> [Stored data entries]

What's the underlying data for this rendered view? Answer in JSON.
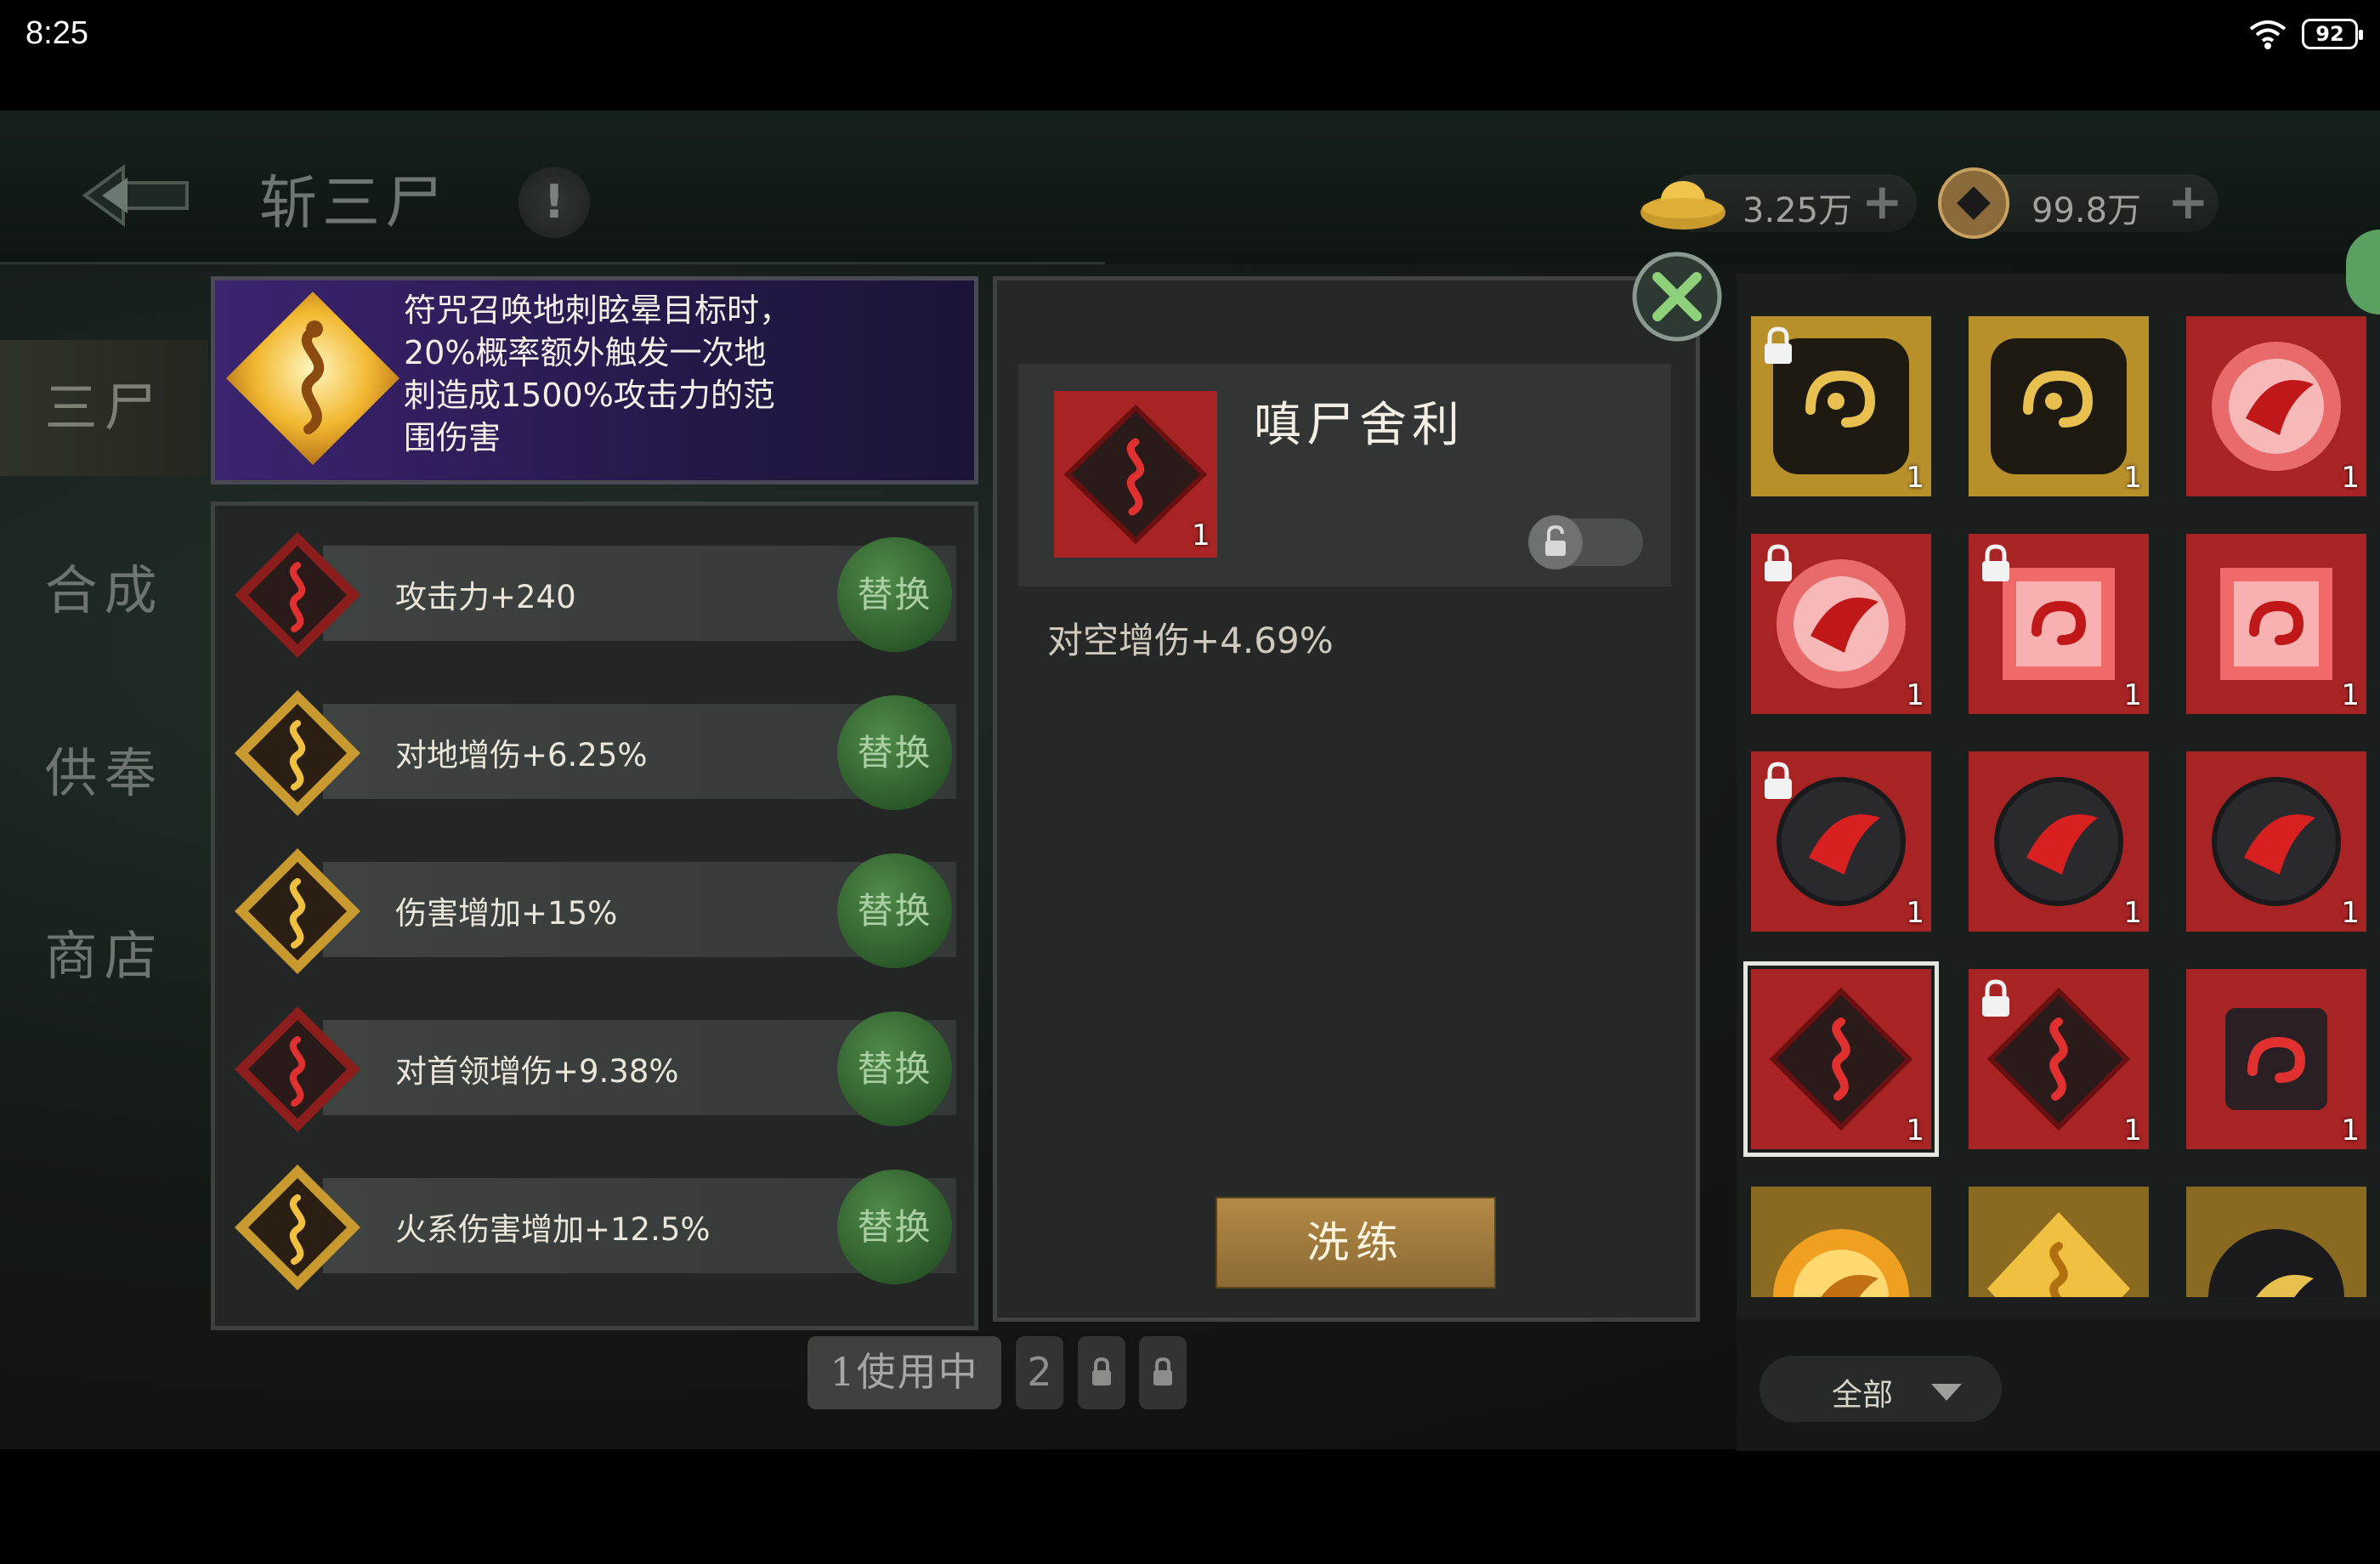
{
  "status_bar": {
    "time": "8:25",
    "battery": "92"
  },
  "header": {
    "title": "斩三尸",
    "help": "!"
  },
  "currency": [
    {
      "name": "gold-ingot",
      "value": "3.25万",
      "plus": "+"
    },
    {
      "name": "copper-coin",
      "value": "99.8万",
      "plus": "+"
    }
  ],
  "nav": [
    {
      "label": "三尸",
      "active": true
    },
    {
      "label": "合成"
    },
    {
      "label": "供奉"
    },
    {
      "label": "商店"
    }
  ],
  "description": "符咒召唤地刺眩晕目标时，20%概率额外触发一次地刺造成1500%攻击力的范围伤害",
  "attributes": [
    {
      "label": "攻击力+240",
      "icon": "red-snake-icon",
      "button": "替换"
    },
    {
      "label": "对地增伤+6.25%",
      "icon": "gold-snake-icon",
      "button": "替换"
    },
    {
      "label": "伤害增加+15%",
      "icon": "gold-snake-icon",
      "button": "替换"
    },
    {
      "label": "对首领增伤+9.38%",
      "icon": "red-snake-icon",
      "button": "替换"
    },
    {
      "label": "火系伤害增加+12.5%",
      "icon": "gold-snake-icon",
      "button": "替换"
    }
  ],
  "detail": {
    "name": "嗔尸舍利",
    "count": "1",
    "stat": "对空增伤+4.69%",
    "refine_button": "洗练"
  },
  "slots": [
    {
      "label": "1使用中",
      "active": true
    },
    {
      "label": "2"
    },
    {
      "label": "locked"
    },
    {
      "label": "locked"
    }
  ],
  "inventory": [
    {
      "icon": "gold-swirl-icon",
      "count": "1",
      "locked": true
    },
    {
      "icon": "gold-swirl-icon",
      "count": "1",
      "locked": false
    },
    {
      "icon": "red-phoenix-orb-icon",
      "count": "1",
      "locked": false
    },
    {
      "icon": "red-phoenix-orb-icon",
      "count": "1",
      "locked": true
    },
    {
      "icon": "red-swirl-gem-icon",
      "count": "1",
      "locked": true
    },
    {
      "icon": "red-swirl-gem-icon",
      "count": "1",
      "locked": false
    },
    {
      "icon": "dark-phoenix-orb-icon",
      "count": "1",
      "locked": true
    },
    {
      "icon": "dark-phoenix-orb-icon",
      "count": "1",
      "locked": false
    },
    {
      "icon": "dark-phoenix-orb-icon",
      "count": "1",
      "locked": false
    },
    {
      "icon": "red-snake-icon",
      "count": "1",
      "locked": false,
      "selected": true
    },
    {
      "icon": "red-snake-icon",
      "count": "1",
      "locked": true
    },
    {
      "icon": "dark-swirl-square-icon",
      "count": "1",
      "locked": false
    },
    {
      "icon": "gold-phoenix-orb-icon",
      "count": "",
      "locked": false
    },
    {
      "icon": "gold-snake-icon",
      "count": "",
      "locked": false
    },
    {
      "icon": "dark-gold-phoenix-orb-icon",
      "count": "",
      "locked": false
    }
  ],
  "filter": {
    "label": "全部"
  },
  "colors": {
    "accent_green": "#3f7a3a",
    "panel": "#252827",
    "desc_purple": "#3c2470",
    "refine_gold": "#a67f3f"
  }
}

> [EXERCISE DETAILS] Keep only those lines of the records that hold "name", and return them.

> [WRITTEN ANSWER]
      "name": "gold-ingot",
      "name": "copper-coin",
    "name": "嗔尸舍利",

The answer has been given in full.